WORK REQUIRED -> Wherever the string "settings" appears in a line, extract that line.

[Stored entries]

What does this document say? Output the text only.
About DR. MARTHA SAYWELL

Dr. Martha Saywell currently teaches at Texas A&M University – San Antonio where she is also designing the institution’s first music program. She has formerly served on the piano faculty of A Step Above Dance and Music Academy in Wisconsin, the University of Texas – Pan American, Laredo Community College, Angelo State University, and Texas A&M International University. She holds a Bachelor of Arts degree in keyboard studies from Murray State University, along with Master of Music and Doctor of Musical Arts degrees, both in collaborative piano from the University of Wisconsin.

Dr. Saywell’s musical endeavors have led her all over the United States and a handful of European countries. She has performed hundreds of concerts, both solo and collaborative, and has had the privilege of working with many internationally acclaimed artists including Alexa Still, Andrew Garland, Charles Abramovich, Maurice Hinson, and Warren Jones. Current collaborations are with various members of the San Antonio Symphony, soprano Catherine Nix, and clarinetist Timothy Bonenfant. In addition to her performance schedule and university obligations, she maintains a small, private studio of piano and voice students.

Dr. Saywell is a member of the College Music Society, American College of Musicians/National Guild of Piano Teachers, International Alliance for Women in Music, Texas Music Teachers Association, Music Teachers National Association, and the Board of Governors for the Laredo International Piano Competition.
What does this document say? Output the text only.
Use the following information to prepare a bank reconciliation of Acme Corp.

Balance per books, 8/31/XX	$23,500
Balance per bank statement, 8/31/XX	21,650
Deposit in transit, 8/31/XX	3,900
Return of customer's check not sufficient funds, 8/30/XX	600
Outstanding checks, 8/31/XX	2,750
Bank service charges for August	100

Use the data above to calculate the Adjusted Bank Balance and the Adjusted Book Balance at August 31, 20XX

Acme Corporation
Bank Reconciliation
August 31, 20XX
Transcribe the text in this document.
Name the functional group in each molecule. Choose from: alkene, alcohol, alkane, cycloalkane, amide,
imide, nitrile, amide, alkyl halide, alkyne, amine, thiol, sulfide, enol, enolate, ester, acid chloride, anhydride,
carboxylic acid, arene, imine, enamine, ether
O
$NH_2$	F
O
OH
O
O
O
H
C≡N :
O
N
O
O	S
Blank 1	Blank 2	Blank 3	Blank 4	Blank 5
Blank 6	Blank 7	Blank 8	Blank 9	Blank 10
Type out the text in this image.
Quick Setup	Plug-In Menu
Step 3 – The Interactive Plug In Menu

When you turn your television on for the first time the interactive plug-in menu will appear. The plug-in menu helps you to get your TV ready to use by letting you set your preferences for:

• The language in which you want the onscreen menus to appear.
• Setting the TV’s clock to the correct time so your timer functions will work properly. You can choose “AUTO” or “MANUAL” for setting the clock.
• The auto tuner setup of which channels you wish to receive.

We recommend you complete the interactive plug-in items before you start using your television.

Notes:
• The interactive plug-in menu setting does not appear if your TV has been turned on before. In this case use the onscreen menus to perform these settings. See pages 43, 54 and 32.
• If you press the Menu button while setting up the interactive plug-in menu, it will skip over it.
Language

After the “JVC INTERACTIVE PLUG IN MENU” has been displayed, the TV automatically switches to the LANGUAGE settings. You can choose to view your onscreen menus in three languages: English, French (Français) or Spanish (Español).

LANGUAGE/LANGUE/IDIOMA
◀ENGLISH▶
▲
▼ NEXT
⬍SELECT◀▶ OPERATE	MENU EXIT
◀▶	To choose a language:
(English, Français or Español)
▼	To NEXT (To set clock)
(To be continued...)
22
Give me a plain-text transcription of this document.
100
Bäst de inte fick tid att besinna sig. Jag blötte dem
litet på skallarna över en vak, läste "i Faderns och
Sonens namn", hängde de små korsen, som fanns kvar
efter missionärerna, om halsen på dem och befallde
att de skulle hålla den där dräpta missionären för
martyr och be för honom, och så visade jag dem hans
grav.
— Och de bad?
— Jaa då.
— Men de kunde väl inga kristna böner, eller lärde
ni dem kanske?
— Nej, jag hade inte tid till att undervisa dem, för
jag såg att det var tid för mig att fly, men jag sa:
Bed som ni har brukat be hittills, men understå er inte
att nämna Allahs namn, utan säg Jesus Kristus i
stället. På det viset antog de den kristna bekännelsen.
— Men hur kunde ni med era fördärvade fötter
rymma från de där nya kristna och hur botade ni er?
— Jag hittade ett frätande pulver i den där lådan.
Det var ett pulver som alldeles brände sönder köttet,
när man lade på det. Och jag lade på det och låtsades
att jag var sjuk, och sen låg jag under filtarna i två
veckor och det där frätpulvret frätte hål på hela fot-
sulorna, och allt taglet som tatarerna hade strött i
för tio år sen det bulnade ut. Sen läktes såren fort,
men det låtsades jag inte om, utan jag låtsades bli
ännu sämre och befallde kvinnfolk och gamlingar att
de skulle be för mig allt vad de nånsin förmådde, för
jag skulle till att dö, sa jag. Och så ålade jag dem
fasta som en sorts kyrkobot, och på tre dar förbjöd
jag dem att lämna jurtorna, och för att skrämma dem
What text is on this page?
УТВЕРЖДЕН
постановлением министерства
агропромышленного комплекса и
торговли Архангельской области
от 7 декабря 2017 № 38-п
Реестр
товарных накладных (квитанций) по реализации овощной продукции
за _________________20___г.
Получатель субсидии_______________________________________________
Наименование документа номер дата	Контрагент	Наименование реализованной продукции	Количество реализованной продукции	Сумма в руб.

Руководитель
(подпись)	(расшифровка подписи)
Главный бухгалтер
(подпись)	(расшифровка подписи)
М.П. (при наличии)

EXERCISE RESULT ->
• The interactive plug-in menu setting does not appear if your TV has been turned on before. In this case use the onscreen menus to perform these settings. See pages 43, 54 and 32.
After the “JVC INTERACTIVE PLUG IN MENU” has been displayed, the TV automatically switches to the LANGUAGE settings. You can choose to view your onscreen menus in three languages: English, French (Français) or Spanish (Español).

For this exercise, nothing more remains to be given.